PROBLEM | Write out each record again exactly as it stands.

____

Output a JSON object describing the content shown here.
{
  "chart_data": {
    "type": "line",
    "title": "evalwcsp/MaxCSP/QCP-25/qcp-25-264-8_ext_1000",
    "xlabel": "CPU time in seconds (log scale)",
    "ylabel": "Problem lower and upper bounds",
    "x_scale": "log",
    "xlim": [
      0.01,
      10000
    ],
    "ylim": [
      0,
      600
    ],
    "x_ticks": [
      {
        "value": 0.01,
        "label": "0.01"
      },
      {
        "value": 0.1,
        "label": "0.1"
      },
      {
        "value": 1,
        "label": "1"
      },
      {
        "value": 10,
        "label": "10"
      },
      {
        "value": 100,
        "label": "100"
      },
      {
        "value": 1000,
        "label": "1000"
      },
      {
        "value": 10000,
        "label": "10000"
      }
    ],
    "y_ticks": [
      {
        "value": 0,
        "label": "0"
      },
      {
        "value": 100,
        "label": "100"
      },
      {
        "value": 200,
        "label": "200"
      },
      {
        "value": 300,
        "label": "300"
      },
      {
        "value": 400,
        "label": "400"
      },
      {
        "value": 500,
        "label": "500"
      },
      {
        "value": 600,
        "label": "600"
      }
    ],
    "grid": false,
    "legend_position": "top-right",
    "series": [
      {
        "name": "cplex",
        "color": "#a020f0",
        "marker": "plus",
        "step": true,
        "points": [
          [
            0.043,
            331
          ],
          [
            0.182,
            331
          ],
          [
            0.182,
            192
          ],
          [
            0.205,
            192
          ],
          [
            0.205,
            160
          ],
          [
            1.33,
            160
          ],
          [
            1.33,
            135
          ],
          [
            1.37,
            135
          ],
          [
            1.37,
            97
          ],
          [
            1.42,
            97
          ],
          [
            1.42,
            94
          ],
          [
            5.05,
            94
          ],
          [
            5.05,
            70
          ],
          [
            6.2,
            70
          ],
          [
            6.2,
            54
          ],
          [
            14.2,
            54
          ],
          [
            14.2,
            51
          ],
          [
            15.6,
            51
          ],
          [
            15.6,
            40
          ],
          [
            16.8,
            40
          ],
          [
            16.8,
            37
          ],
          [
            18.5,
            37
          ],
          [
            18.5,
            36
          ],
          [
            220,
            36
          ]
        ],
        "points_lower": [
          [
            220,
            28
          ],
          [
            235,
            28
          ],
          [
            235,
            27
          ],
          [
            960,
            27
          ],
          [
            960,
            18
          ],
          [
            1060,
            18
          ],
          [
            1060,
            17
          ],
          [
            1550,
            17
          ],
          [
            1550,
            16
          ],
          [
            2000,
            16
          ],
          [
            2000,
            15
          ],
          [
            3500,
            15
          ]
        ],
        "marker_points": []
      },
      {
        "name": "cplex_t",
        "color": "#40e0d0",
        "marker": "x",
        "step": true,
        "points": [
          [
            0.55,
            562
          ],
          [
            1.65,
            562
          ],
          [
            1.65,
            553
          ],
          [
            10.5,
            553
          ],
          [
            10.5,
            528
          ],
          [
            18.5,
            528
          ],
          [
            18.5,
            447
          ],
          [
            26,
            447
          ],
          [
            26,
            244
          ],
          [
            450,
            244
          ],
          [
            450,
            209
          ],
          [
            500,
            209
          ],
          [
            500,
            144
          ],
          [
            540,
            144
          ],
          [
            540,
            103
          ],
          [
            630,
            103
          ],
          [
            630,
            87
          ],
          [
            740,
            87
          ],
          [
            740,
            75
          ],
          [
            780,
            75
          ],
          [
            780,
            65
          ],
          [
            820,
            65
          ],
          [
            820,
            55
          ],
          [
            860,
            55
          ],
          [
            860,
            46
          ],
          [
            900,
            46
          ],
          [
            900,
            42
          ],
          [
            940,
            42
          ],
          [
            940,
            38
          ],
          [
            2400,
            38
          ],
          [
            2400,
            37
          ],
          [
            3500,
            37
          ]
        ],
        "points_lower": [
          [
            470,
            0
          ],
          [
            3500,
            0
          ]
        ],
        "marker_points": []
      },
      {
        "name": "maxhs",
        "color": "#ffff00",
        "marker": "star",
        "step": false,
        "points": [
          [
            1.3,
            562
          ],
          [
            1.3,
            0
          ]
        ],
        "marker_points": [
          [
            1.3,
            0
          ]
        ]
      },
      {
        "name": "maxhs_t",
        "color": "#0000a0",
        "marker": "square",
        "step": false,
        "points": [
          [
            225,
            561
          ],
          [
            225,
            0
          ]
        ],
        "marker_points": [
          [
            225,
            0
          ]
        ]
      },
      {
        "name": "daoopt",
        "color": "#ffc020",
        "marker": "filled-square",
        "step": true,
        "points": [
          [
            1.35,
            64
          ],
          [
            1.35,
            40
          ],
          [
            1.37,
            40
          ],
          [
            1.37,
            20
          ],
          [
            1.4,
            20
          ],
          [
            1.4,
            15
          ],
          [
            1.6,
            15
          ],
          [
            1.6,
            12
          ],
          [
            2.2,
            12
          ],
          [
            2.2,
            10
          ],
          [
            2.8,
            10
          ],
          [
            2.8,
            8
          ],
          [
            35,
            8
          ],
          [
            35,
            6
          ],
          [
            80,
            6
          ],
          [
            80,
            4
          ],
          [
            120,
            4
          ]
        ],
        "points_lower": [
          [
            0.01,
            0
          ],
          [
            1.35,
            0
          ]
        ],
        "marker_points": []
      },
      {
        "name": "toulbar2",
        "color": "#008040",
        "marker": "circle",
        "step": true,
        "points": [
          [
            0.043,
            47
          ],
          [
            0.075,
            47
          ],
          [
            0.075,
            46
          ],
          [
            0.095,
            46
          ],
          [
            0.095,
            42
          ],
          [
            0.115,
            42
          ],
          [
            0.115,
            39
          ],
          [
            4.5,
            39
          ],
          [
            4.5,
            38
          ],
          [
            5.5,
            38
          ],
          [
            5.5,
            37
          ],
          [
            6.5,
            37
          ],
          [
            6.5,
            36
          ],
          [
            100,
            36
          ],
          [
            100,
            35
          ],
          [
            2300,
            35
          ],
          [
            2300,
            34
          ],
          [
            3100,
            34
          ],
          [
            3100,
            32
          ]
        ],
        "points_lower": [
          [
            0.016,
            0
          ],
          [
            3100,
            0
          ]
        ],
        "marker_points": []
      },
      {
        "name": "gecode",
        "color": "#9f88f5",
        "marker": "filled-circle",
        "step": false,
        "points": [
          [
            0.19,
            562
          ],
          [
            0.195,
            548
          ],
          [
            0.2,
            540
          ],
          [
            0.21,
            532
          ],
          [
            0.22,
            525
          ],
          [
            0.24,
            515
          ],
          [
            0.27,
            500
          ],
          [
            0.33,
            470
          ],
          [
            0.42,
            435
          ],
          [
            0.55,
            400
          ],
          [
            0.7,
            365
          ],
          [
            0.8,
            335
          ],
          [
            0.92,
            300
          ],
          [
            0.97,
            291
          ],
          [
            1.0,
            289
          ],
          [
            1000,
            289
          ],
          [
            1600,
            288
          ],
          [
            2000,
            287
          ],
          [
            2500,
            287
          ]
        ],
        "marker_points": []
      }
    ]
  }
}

____

RESPONSE FOR THIS EXERCISE |
Output a JSON object describing the content shown here.
{
  "chart_data": {
    "type": "line",
    "title": "evalwcsp/MaxCSP/QCP-25/qcp-25-264-8_ext_1000",
    "xlabel": "CPU time in seconds (log scale)",
    "ylabel": "Problem lower and upper bounds",
    "x_scale": "log",
    "xlim": [
      0.01,
      10000
    ],
    "ylim": [
      0,
      600
    ],
    "x_ticks": [
      {
        "value": 0.01,
        "label": "0.01"
      },
      {
        "value": 0.1,
        "label": "0.1"
      },
      {
        "value": 1,
        "label": "1"
      },
      {
        "value": 10,
        "label": "10"
      },
      {
        "value": 100,
        "label": "100"
      },
      {
        "value": 1000,
        "label": "1000"
      },
      {
        "value": 10000,
        "label": "10000"
      }
    ],
    "y_ticks": [
      {
        "value": 0,
        "label": "0"
      },
      {
        "value": 100,
        "label": "100"
      },
      {
        "value": 200,
        "label": "200"
      },
      {
        "value": 300,
        "label": "300"
      },
      {
        "value": 400,
        "label": "400"
      },
      {
        "value": 500,
        "label": "500"
      },
      {
        "value": 600,
        "label": "600"
      }
    ],
    "grid": false,
    "legend_position": "top-right",
    "series": [
      {
        "name": "cplex",
        "color": "#a020f0",
        "marker": "plus",
        "step": true,
        "points": [
          [
            0.043,
            331
          ],
          [
            0.182,
            331
          ],
          [
            0.182,
            192
          ],
          [
            0.205,
            192
          ],
          [
            0.205,
            160
          ],
          [
            1.33,
            160
          ],
          [
            1.33,
            135
          ],
          [
            1.37,
            135
          ],
          [
            1.37,
            97
          ],
          [
            1.42,
            97
          ],
          [
            1.42,
            94
          ],
          [
            5.05,
            94
          ],
          [
            5.05,
            70
          ],
          [
            6.2,
            70
          ],
          [
            6.2,
            54
          ],
          [
            14.2,
            54
          ],
          [
            14.2,
            51
          ],
          [
            15.6,
            51
          ],
          [
            15.6,
            40
          ],
          [
            16.8,
            40
          ],
          [
            16.8,
            37
          ],
          [
            18.5,
            37
          ],
          [
            18.5,
            36
          ],
          [
            220,
            36
          ]
        ],
        "points_lower": [
          [
            220,
            28
          ],
          [
            235,
            28
          ],
          [
            235,
            27
          ],
          [
            960,
            27
          ],
          [
            960,
            18
          ],
          [
            1060,
            18
          ],
          [
            1060,
            17
          ],
          [
            1550,
            17
          ],
          [
            1550,
            16
          ],
          [
            2000,
            16
          ],
          [
            2000,
            15
          ],
          [
            3500,
            15
          ]
        ],
        "marker_points": []
      },
      {
        "name": "cplex_t",
        "color": "#40e0d0",
        "marker": "x",
        "step": true,
        "points": [
          [
            0.55,
            562
          ],
          [
            1.65,
            562
          ],
          [
            1.65,
            553
          ],
          [
            10.5,
            553
          ],
          [
            10.5,
            528
          ],
          [
            18.5,
            528
          ],
          [
            18.5,
            447
          ],
          [
            26,
            447
          ],
          [
            26,
            244
          ],
          [
            450,
            244
          ],
          [
            450,
            209
          ],
          [
            500,
            209
          ],
          [
            500,
            144
          ],
          [
            540,
            144
          ],
          [
            540,
            103
          ],
          [
            630,
            103
          ],
          [
            630,
            87
          ],
          [
            740,
            87
          ],
          [
            740,
            75
          ],
          [
            780,
            75
          ],
          [
            780,
            65
          ],
          [
            820,
            65
          ],
          [
            820,
            55
          ],
          [
            860,
            55
          ],
          [
            860,
            46
          ],
          [
            900,
            46
          ],
          [
            900,
            42
          ],
          [
            940,
            42
          ],
          [
            940,
            38
          ],
          [
            2400,
            38
          ],
          [
            2400,
            37
          ],
          [
            3500,
            37
          ]
        ],
        "points_lower": [
          [
            470,
            0
          ],
          [
            3500,
            0
          ]
        ],
        "marker_points": []
      },
      {
        "name": "maxhs",
        "color": "#ffff00",
        "marker": "star",
        "step": false,
        "points": [
          [
            1.3,
            562
          ],
          [
            1.3,
            0
          ]
        ],
        "marker_points": [
          [
            1.3,
            0
          ]
        ]
      },
      {
        "name": "maxhs_t",
        "color": "#0000a0",
        "marker": "square",
        "step": false,
        "points": [
          [
            225,
            561
          ],
          [
            225,
            0
          ]
        ],
        "marker_points": [
          [
            225,
            0
          ]
        ]
      },
      {
        "name": "daoopt",
        "color": "#ffc020",
        "marker": "filled-square",
        "step": true,
        "points": [
          [
            1.35,
            64
          ],
          [
            1.35,
            40
          ],
          [
            1.37,
            40
          ],
          [
            1.37,
            20
          ],
          [
            1.4,
            20
          ],
          [
            1.4,
            15
          ],
          [
            1.6,
            15
          ],
          [
            1.6,
            12
          ],
          [
            2.2,
            12
          ],
          [
            2.2,
            10
          ],
          [
            2.8,
            10
          ],
          [
            2.8,
            8
          ],
          [
            35,
            8
          ],
          [
            35,
            6
          ],
          [
            80,
            6
          ],
          [
            80,
            4
          ],
          [
            120,
            4
          ]
        ],
        "points_lower": [
          [
            0.01,
            0
          ],
          [
            1.35,
            0
          ]
        ],
        "marker_points": []
      },
      {
        "name": "toulbar2",
        "color": "#008040",
        "marker": "circle",
        "step": true,
        "points": [
          [
            0.043,
            47
          ],
          [
            0.075,
            47
          ],
          [
            0.075,
            46
          ],
          [
            0.095,
            46
          ],
          [
            0.095,
            42
          ],
          [
            0.115,
            42
          ],
          [
            0.115,
            39
          ],
          [
            4.5,
            39
          ],
          [
            4.5,
            38
          ],
          [
            5.5,
            38
          ],
          [
            5.5,
            37
          ],
          [
            6.5,
            37
          ],
          [
            6.5,
            36
          ],
          [
            100,
            36
          ],
          [
            100,
            35
          ],
          [
            2300,
            35
          ],
          [
            2300,
            34
          ],
          [
            3100,
            34
          ],
          [
            3100,
            32
          ]
        ],
        "points_lower": [
          [
            0.016,
            0
          ],
          [
            3100,
            0
          ]
        ],
        "marker_points": []
      },
      {
        "name": "gecode",
        "color": "#9f88f5",
        "marker": "filled-circle",
        "step": false,
        "points": [
          [
            0.19,
            562
          ],
          [
            0.195,
            548
          ],
          [
            0.2,
            540
          ],
          [
            0.21,
            532
          ],
          [
            0.22,
            525
          ],
          [
            0.24,
            515
          ],
          [
            0.27,
            500
          ],
          [
            0.33,
            470
          ],
          [
            0.42,
            435
          ],
          [
            0.55,
            400
          ],
          [
            0.7,
            365
          ],
          [
            0.8,
            335
          ],
          [
            0.92,
            300
          ],
          [
            0.97,
            291
          ],
          [
            1.0,
            289
          ],
          [
            1000,
            289
          ],
          [
            1600,
            288
          ],
          [
            2000,
            287
          ],
          [
            2500,
            287
          ]
        ],
        "marker_points": []
      }
    ]
  }
}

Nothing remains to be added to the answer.